* Your instructions *
Return the listing word for word, as given.

··· Dataset extract

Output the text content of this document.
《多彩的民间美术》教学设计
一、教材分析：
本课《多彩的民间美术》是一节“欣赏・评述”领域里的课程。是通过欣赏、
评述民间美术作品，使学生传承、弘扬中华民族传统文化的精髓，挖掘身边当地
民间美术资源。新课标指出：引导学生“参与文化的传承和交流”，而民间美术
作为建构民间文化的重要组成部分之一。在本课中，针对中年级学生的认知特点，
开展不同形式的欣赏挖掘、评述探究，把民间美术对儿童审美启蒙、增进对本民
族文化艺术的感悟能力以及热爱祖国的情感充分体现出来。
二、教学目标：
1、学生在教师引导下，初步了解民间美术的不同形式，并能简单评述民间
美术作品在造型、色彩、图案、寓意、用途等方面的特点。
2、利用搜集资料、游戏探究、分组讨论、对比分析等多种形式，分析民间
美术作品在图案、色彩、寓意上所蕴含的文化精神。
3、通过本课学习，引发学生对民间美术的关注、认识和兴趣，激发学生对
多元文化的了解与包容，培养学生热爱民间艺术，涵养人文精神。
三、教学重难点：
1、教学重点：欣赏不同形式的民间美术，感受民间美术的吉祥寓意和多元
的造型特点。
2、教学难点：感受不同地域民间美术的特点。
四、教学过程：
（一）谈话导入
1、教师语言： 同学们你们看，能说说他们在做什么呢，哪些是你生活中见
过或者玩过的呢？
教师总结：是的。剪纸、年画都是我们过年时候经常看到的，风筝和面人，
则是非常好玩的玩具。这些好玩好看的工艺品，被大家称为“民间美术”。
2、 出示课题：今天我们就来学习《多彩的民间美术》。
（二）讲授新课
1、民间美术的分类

······

* Result *
Output the text content of this document.
《多彩的民间美术》教学设计
一、教材分析：
本课《多彩的民间美术》是一节“欣赏・评述”领域里的课程。是通过欣赏、
评述民间美术作品，使学生传承、弘扬中华民族传统文化的精髓，挖掘身边当地
民间美术资源。新课标指出：引导学生“参与文化的传承和交流”，而民间美术
作为建构民间文化的重要组成部分之一。在本课中，针对中年级学生的认知特点，
开展不同形式的欣赏挖掘、评述探究，把民间美术对儿童审美启蒙、增进对本民
族文化艺术的感悟能力以及热爱祖国的情感充分体现出来。
二、教学目标：
1、学生在教师引导下，初步了解民间美术的不同形式，并能简单评述民间
美术作品在造型、色彩、图案、寓意、用途等方面的特点。
2、利用搜集资料、游戏探究、分组讨论、对比分析等多种形式，分析民间
美术作品在图案、色彩、寓意上所蕴含的文化精神。
3、通过本课学习，引发学生对民间美术的关注、认识和兴趣，激发学生对
多元文化的了解与包容，培养学生热爱民间艺术，涵养人文精神。
三、教学重难点：
1、教学重点：欣赏不同形式的民间美术，感受民间美术的吉祥寓意和多元
的造型特点。
2、教学难点：感受不同地域民间美术的特点。
四、教学过程：
（一）谈话导入
1、教师语言： 同学们你们看，能说说他们在做什么呢，哪些是你生活中见
过或者玩过的呢？
教师总结：是的。剪纸、年画都是我们过年时候经常看到的，风筝和面人，
则是非常好玩的玩具。这些好玩好看的工艺品，被大家称为“民间美术”。
2、 出示课题：今天我们就来学习《多彩的民间美术》。
（二）讲授新课
1、民间美术的分类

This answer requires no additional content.